__Do this__.
Note each line where "slices" appears, and copy it.

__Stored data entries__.
* * *
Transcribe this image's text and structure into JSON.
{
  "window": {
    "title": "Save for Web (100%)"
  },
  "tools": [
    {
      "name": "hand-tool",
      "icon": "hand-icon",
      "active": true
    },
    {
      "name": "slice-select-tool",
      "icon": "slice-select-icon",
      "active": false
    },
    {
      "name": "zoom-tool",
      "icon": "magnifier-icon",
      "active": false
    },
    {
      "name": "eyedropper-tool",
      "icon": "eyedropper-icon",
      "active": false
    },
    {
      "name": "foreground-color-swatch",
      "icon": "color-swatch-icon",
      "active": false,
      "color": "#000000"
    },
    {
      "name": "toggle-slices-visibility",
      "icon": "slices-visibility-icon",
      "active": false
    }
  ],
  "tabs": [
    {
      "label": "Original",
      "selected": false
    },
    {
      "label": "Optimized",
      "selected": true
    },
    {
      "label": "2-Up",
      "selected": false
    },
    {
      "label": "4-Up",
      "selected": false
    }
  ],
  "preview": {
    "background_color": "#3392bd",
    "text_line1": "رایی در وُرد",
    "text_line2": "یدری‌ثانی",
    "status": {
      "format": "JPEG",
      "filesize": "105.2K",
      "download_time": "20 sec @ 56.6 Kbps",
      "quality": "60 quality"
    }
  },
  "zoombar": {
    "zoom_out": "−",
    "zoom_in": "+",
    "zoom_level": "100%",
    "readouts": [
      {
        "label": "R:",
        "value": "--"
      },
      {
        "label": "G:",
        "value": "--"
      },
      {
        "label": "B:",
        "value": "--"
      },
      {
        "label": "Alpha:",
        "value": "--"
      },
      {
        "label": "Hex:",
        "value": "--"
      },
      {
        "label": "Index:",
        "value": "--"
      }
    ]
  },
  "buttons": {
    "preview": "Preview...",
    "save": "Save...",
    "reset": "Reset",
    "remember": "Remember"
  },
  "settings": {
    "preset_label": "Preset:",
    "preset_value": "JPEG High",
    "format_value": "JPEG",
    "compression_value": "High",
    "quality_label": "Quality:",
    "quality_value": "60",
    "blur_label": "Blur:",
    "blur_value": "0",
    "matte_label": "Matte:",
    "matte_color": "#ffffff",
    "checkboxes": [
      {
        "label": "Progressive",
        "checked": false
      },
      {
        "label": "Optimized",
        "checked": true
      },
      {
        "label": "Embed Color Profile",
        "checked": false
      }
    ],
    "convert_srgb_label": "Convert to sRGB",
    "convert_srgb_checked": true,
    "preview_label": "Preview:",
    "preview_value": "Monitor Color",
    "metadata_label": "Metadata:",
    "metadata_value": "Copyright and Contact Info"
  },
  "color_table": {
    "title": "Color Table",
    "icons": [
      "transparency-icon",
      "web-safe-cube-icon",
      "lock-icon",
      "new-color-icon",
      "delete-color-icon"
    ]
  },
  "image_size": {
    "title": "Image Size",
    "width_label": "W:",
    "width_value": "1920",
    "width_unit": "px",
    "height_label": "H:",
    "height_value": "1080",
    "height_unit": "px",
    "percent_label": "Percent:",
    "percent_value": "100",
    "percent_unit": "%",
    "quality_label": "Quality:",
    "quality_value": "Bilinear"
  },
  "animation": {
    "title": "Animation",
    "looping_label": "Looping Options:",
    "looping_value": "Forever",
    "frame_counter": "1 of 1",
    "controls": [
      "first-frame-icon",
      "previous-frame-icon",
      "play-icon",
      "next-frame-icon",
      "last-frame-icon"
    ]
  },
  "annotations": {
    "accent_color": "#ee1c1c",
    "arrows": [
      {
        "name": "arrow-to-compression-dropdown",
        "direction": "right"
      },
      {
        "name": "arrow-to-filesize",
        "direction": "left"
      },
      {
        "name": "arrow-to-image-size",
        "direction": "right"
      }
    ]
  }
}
* * *
__Task answer__.
      "name": "toggle-slices-visibility",
      "icon": "slices-visibility-icon",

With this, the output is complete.